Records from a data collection

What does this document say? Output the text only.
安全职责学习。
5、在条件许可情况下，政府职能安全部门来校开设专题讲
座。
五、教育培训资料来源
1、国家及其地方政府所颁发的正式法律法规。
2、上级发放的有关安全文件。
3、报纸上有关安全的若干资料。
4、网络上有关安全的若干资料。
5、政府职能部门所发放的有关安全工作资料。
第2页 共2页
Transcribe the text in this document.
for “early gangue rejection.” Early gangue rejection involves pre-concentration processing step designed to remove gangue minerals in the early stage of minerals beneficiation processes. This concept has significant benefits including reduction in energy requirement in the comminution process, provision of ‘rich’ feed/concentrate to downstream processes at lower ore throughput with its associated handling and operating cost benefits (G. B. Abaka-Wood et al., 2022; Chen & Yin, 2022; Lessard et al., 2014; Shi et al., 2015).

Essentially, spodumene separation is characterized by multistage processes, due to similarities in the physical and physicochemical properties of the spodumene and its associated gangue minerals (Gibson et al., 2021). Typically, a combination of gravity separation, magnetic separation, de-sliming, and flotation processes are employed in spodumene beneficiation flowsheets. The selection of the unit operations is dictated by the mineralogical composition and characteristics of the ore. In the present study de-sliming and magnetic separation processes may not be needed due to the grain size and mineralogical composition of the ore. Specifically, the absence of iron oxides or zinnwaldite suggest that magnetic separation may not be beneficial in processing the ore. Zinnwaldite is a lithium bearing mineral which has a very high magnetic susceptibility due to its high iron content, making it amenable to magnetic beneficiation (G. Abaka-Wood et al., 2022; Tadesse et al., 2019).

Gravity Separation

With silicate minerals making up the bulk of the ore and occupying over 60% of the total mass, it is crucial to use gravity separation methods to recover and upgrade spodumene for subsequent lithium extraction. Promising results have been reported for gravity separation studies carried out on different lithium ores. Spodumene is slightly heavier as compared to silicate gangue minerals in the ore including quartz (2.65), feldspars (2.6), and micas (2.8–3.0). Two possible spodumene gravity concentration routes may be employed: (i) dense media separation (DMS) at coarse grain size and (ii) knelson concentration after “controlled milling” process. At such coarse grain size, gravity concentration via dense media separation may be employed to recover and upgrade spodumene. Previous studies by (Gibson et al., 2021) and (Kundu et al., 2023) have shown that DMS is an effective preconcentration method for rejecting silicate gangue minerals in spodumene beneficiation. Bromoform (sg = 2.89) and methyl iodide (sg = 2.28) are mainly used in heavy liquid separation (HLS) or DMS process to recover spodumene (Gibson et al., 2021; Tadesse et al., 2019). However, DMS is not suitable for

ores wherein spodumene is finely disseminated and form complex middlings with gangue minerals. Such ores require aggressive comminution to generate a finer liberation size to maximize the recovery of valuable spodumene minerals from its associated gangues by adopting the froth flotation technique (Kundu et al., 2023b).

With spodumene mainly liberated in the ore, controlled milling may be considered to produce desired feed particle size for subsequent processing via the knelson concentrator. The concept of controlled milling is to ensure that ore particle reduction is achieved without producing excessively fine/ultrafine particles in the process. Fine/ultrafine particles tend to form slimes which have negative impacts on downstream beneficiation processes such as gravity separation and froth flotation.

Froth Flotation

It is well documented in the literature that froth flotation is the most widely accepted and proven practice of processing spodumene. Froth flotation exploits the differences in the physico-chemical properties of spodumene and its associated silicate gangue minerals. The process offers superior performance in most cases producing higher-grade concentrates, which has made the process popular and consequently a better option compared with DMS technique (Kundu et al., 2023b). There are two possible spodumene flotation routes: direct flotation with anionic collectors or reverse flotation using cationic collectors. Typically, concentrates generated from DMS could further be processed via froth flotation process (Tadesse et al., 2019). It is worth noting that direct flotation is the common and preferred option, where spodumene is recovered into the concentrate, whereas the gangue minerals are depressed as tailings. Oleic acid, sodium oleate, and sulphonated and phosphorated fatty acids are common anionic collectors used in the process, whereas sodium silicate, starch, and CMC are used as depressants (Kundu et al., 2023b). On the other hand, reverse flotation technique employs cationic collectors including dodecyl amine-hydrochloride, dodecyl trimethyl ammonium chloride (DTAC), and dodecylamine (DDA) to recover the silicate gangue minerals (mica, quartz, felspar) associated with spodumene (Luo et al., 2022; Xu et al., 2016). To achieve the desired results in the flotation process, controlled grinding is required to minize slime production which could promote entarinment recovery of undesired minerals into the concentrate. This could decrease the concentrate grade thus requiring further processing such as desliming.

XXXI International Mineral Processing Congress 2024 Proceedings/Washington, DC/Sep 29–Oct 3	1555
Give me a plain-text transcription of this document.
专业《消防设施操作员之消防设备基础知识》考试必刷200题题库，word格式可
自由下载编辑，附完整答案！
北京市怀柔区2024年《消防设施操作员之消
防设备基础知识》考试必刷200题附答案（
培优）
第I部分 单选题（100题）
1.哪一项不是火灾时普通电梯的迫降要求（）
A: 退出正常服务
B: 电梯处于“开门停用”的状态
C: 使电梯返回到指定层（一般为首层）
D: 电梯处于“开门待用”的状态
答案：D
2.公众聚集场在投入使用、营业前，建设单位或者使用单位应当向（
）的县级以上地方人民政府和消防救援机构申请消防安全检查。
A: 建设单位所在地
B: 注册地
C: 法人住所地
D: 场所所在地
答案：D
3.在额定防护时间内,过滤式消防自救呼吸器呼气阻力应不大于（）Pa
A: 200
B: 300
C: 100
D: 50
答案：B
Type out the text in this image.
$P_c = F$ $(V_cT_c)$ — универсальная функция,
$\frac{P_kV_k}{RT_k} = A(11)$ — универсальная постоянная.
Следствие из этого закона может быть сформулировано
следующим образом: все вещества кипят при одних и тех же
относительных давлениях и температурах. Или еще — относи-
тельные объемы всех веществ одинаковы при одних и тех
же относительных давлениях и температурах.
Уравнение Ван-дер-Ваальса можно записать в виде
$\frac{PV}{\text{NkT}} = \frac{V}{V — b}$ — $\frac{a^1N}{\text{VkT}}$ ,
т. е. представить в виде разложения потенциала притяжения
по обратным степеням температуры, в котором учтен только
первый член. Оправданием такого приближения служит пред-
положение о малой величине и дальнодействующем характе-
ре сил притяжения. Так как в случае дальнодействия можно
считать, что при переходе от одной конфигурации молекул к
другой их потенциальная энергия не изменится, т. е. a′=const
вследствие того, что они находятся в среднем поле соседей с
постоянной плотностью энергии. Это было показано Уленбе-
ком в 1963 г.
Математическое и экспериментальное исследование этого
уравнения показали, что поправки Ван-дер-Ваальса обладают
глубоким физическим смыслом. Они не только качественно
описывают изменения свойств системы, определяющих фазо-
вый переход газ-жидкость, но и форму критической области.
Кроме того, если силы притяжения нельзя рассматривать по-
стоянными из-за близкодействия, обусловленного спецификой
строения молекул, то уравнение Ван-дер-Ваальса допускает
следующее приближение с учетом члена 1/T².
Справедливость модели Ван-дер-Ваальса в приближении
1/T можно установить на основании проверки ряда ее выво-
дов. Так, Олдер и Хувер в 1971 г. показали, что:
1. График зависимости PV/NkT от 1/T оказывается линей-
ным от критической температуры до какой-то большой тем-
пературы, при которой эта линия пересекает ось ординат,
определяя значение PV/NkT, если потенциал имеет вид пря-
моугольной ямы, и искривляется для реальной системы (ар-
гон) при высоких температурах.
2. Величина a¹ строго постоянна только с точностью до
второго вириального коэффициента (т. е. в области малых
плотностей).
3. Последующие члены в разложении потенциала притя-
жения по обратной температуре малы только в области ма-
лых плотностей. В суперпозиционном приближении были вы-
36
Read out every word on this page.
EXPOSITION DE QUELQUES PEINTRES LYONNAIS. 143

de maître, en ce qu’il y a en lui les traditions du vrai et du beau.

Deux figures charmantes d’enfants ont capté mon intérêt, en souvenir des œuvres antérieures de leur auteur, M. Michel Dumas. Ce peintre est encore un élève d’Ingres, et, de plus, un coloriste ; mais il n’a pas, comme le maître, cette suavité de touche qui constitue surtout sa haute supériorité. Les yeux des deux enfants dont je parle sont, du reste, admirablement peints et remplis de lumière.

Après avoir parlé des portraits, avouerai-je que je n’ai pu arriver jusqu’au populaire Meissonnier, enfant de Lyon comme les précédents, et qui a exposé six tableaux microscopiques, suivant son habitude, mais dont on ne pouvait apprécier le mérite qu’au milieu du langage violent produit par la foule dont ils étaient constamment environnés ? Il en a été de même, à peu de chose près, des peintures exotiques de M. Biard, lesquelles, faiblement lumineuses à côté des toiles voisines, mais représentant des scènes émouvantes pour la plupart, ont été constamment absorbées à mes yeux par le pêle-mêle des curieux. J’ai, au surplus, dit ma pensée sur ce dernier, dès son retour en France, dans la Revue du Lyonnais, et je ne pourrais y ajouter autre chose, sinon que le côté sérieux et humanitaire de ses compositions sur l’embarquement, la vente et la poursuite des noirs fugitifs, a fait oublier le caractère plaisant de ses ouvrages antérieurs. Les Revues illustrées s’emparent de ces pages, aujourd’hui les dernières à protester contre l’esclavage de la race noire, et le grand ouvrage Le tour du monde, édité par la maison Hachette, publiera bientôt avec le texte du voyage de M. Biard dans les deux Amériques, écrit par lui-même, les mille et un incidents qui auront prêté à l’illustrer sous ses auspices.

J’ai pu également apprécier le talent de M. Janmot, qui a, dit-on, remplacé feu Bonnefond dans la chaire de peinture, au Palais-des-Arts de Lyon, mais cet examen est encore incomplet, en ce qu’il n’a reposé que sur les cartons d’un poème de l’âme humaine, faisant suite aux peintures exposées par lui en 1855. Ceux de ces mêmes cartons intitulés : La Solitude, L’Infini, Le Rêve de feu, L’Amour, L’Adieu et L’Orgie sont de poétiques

§ **AIM OF THE EXERCISE**: Take every line from the records above that has the word "frac" and copy it.

§ **REPLY**:
$\frac{P_kV_k}{RT_k} = A(11)$ — универсальная постоянная.
$\frac{PV}{\text{NkT}} = \frac{V}{V — b}$ — $\frac{a^1N}{\text{VkT}}$ ,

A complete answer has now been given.